[Dataset rows]
<<<<
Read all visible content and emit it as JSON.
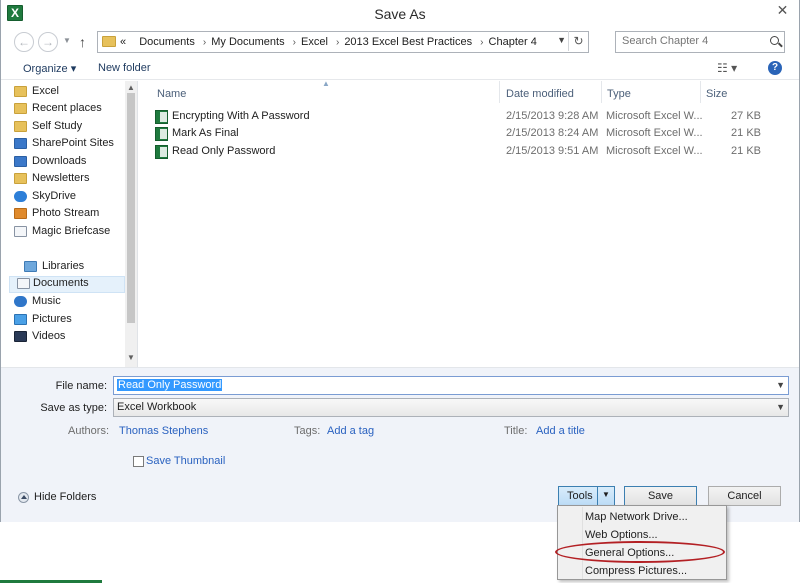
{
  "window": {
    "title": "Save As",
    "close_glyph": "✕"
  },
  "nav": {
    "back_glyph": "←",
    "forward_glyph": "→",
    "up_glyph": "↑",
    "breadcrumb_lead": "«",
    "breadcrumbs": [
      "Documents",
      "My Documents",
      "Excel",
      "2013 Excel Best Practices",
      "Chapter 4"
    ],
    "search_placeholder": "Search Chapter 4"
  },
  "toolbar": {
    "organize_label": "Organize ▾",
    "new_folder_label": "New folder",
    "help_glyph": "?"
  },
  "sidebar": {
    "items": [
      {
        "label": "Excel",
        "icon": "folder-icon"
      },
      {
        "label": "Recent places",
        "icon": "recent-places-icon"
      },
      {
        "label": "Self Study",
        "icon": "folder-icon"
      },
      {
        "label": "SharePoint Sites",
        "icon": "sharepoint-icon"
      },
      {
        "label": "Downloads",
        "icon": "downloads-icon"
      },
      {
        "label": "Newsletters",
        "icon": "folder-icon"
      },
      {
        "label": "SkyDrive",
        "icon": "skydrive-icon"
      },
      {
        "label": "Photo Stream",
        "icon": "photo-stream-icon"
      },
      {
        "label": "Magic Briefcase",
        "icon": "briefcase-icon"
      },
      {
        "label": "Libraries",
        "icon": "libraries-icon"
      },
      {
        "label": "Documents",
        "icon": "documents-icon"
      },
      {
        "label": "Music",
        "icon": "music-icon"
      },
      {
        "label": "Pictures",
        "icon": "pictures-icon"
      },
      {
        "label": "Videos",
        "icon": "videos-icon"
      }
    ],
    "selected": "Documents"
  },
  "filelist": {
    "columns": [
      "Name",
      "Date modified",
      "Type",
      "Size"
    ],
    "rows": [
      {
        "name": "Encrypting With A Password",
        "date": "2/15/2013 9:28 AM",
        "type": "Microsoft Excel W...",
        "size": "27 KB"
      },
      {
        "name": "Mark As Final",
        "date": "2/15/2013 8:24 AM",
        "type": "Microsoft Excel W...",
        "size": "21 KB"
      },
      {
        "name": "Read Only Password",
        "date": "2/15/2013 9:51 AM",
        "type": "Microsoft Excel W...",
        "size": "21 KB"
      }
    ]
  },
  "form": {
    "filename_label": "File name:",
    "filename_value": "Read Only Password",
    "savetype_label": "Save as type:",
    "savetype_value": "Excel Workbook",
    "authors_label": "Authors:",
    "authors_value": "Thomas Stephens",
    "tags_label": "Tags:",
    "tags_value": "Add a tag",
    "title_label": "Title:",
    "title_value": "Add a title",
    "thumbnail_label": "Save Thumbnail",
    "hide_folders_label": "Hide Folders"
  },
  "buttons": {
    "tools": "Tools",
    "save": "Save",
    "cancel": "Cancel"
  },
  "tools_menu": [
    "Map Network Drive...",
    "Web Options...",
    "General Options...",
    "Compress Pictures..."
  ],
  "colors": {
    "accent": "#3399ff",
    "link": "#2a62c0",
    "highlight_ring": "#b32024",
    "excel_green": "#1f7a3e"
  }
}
>>>>
<<<<
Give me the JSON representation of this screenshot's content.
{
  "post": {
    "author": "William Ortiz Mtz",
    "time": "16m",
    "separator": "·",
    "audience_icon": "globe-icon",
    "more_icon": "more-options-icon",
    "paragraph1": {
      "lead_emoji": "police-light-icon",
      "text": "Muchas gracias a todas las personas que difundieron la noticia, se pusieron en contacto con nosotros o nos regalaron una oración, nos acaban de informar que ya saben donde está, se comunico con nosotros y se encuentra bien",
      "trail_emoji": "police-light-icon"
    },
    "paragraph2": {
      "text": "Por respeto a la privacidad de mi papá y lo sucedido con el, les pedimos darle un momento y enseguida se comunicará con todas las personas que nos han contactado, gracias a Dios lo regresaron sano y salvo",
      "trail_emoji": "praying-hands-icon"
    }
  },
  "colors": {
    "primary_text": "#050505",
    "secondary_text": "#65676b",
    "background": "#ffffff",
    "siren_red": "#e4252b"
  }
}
>>>>
Exercise brief -
Track down every line with the word "Only" and copy it.

Task response -
        "name": "Read Only Password",
    "filename_value": "Read Only Password",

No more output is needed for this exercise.